--- RECORDS TO USE ---
>> BEGIN
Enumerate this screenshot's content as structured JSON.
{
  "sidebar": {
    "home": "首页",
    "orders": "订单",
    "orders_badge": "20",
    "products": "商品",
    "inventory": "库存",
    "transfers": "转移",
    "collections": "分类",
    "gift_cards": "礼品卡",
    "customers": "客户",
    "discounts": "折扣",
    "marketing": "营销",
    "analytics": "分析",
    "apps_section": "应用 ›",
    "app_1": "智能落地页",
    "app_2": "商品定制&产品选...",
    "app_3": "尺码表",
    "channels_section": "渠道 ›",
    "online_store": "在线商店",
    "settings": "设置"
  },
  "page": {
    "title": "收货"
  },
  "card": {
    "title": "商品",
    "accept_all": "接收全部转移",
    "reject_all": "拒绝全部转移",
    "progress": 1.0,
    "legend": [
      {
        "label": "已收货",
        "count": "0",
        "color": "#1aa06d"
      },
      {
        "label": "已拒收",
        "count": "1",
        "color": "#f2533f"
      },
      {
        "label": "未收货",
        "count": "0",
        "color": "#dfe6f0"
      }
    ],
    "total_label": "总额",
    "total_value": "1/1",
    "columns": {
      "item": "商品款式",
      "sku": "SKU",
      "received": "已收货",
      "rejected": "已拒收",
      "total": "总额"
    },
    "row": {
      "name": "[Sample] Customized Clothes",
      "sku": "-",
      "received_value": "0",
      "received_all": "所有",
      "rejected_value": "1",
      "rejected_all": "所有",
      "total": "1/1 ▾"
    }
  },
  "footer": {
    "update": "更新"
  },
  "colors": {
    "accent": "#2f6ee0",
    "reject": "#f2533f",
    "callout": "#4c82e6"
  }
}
>> END
--- INSTRUCTIONS FOR THE TASK ---
Copy the data above in full, character for character.

--- FINISHED ANSWER ---
Enumerate this screenshot's content as structured JSON.
{
  "sidebar": {
    "home": "首页",
    "orders": "订单",
    "orders_badge": "20",
    "products": "商品",
    "inventory": "库存",
    "transfers": "转移",
    "collections": "分类",
    "gift_cards": "礼品卡",
    "customers": "客户",
    "discounts": "折扣",
    "marketing": "营销",
    "analytics": "分析",
    "apps_section": "应用 ›",
    "app_1": "智能落地页",
    "app_2": "商品定制&产品选...",
    "app_3": "尺码表",
    "channels_section": "渠道 ›",
    "online_store": "在线商店",
    "settings": "设置"
  },
  "page": {
    "title": "收货"
  },
  "card": {
    "title": "商品",
    "accept_all": "接收全部转移",
    "reject_all": "拒绝全部转移",
    "progress": 1.0,
    "legend": [
      {
        "label": "已收货",
        "count": "0",
        "color": "#1aa06d"
      },
      {
        "label": "已拒收",
        "count": "1",
        "color": "#f2533f"
      },
      {
        "label": "未收货",
        "count": "0",
        "color": "#dfe6f0"
      }
    ],
    "total_label": "总额",
    "total_value": "1/1",
    "columns": {
      "item": "商品款式",
      "sku": "SKU",
      "received": "已收货",
      "rejected": "已拒收",
      "total": "总额"
    },
    "row": {
      "name": "[Sample] Customized Clothes",
      "sku": "-",
      "received_value": "0",
      "received_all": "所有",
      "rejected_value": "1",
      "rejected_all": "所有",
      "total": "1/1 ▾"
    }
  },
  "footer": {
    "update": "更新"
  },
  "colors": {
    "accent": "#2f6ee0",
    "reject": "#f2533f",
    "callout": "#4c82e6"
  }
}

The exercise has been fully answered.